>> start STORED RECORDS

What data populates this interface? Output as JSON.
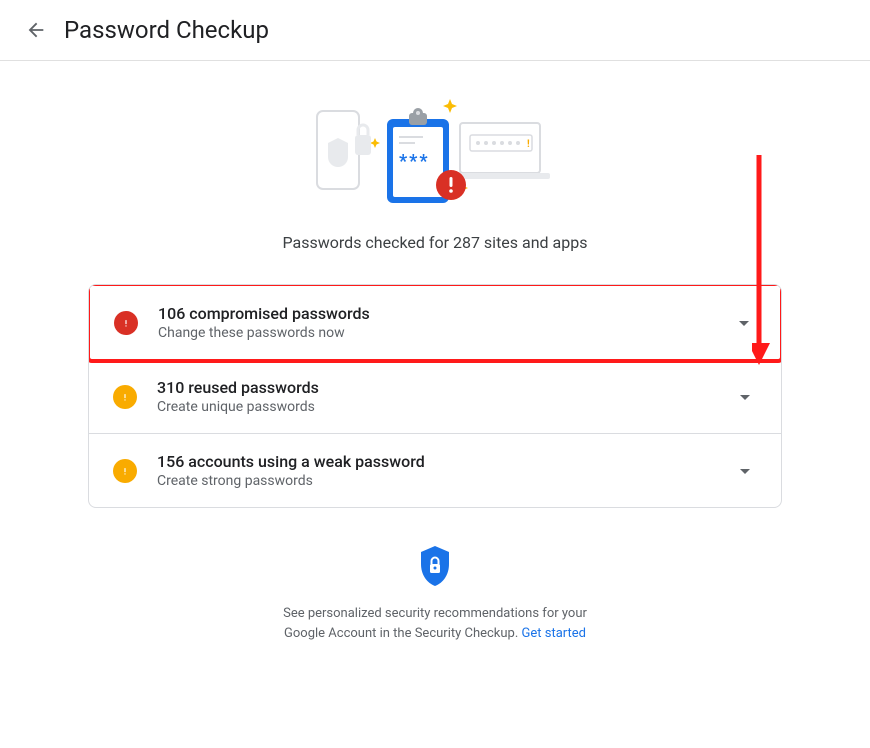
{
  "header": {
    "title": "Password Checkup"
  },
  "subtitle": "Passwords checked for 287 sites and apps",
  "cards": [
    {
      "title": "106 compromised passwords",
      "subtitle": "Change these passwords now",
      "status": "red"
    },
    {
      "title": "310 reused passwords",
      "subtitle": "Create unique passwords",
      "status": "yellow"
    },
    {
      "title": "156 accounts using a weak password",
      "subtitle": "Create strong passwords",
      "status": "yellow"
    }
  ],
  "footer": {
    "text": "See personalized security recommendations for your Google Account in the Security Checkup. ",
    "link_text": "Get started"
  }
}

>> end STORED RECORDS

## THE PROBLEM
Find the string "Create" in the listing and return every line that holds it.

## RESPONSE TO THIS EXERCISE
      "subtitle": "Create unique passwords",
      "subtitle": "Create strong passwords",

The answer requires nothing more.